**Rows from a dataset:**
-- START --

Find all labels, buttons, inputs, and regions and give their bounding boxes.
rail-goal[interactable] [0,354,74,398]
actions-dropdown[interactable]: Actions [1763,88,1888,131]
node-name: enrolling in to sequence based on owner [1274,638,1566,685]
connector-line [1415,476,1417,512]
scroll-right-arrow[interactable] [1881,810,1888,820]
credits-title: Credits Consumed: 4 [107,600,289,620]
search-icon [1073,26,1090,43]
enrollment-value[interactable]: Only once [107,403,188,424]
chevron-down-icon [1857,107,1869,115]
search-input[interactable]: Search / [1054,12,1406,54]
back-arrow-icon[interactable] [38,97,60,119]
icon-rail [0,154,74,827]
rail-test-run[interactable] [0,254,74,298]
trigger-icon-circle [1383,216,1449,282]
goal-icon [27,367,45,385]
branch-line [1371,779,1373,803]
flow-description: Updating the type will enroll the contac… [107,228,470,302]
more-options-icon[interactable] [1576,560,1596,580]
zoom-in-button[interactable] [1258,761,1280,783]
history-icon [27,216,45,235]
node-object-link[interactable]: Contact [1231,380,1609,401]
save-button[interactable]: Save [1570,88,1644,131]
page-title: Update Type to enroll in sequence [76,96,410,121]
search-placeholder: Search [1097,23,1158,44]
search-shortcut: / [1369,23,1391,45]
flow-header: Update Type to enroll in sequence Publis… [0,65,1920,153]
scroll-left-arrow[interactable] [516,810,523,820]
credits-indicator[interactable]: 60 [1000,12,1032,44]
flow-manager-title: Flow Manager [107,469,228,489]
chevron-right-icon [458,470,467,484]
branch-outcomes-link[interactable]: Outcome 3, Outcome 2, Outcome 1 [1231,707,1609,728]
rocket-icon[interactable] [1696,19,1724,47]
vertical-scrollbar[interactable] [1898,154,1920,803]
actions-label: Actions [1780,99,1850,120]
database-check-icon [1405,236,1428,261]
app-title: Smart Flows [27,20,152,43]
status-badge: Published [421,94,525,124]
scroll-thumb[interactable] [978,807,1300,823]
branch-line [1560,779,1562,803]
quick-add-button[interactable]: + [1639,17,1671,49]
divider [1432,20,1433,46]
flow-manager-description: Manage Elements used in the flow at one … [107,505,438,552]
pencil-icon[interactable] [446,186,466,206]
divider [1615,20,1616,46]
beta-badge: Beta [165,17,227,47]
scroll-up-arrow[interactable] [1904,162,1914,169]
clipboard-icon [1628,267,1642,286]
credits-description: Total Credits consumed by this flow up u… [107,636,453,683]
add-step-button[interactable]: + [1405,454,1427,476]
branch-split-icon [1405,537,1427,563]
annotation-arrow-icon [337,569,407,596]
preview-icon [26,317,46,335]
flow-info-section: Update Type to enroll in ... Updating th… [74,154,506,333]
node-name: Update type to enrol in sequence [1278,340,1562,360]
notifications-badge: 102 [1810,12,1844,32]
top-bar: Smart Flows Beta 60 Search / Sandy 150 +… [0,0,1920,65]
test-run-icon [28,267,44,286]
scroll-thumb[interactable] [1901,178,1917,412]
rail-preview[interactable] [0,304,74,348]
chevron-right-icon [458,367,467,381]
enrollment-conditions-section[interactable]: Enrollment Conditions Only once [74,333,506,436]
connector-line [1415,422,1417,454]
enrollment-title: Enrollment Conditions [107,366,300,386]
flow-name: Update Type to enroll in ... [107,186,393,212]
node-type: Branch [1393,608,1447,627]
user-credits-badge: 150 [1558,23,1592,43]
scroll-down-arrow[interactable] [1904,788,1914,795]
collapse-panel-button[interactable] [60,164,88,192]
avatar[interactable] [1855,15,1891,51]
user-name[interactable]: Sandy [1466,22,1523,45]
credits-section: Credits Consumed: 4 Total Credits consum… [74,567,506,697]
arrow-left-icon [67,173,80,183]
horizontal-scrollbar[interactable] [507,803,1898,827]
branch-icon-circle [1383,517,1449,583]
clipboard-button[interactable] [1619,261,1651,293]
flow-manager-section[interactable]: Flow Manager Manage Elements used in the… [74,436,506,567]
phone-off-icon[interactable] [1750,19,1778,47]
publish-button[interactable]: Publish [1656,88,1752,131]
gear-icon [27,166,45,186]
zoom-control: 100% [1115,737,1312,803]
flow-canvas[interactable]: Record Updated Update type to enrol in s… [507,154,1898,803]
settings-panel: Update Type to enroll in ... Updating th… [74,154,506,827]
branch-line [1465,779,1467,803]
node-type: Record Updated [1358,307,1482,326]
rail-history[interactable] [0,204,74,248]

-- END --

**What you are asked to do:**
Copy the records above line for line, with no changes.

**Result of this task:**
Find all labels, buttons, inputs, and regions and give their bounding boxes.
rail-goal[interactable] [0,354,74,398]
actions-dropdown[interactable]: Actions [1763,88,1888,131]
node-name: enrolling in to sequence based on owner [1274,638,1566,685]
connector-line [1415,476,1417,512]
scroll-right-arrow[interactable] [1881,810,1888,820]
credits-title: Credits Consumed: 4 [107,600,289,620]
search-icon [1073,26,1090,43]
enrollment-value[interactable]: Only once [107,403,188,424]
chevron-down-icon [1857,107,1869,115]
search-input[interactable]: Search / [1054,12,1406,54]
back-arrow-icon[interactable] [38,97,60,119]
icon-rail [0,154,74,827]
rail-test-run[interactable] [0,254,74,298]
trigger-icon-circle [1383,216,1449,282]
goal-icon [27,367,45,385]
branch-line [1371,779,1373,803]
flow-description: Updating the type will enroll the contac… [107,228,470,302]
more-options-icon[interactable] [1576,560,1596,580]
zoom-in-button[interactable] [1258,761,1280,783]
history-icon [27,216,45,235]
node-object-link[interactable]: Contact [1231,380,1609,401]
save-button[interactable]: Save [1570,88,1644,131]
page-title: Update Type to enroll in sequence [76,96,410,121]
search-placeholder: Search [1097,23,1158,44]
search-shortcut: / [1369,23,1391,45]
flow-header: Update Type to enroll in sequence Publis… [0,65,1920,153]
scroll-left-arrow[interactable] [516,810,523,820]
credits-indicator[interactable]: 60 [1000,12,1032,44]
flow-manager-title: Flow Manager [107,469,228,489]
chevron-right-icon [458,470,467,484]
branch-outcomes-link[interactable]: Outcome 3, Outcome 2, Outcome 1 [1231,707,1609,728]
rocket-icon[interactable] [1696,19,1724,47]
vertical-scrollbar[interactable] [1898,154,1920,803]
actions-label: Actions [1780,99,1850,120]
database-check-icon [1405,236,1428,261]
app-title: Smart Flows [27,20,152,43]
status-badge: Published [421,94,525,124]
scroll-thumb[interactable] [978,807,1300,823]
branch-line [1560,779,1562,803]
quick-add-button[interactable]: + [1639,17,1671,49]
divider [1432,20,1433,46]
flow-manager-description: Manage Elements used in the flow at one … [107,505,438,552]
pencil-icon[interactable] [446,186,466,206]
divider [1615,20,1616,46]
beta-badge: Beta [165,17,227,47]
scroll-up-arrow[interactable] [1904,162,1914,169]
clipboard-icon [1628,267,1642,286]
credits-description: Total Credits consumed by this flow up u… [107,636,453,683]
add-step-button[interactable]: + [1405,454,1427,476]
branch-split-icon [1405,537,1427,563]
annotation-arrow-icon [337,569,407,596]
preview-icon [26,317,46,335]
flow-info-section: Update Type to enroll in ... Updating th… [74,154,506,333]
node-name: Update type to enrol in sequence [1278,340,1562,360]
notifications-badge: 102 [1810,12,1844,32]
top-bar: Smart Flows Beta 60 Search / Sandy 150 +… [0,0,1920,65]
test-run-icon [28,267,44,286]
scroll-thumb[interactable] [1901,178,1917,412]
rail-preview[interactable] [0,304,74,348]
chevron-right-icon [458,367,467,381]
enrollment-conditions-section[interactable]: Enrollment Conditions Only once [74,333,506,436]
connector-line [1415,422,1417,454]
enrollment-title: Enrollment Conditions [107,366,300,386]
flow-name: Update Type to enroll in ... [107,186,393,212]
node-type: Branch [1393,608,1447,627]
user-credits-badge: 150 [1558,23,1592,43]
scroll-down-arrow[interactable] [1904,788,1914,795]
collapse-panel-button[interactable] [60,164,88,192]
avatar[interactable] [1855,15,1891,51]
user-name[interactable]: Sandy [1466,22,1523,45]
credits-section: Credits Consumed: 4 Total Credits consum… [74,567,506,697]
arrow-left-icon [67,173,80,183]
horizontal-scrollbar[interactable] [507,803,1898,827]
branch-icon-circle [1383,517,1449,583]
clipboard-button[interactable] [1619,261,1651,293]
flow-manager-section[interactable]: Flow Manager Manage Elements used in the… [74,436,506,567]
phone-off-icon[interactable] [1750,19,1778,47]
publish-button[interactable]: Publish [1656,88,1752,131]
gear-icon [27,166,45,186]
zoom-control: 100% [1115,737,1312,803]
flow-canvas[interactable]: Record Updated Update type to enrol in s… [507,154,1898,803]
settings-panel: Update Type to enroll in ... Updating th… [74,154,506,827]
branch-line [1465,779,1467,803]
node-type: Record Updated [1358,307,1482,326]
rail-history[interactable] [0,204,74,248]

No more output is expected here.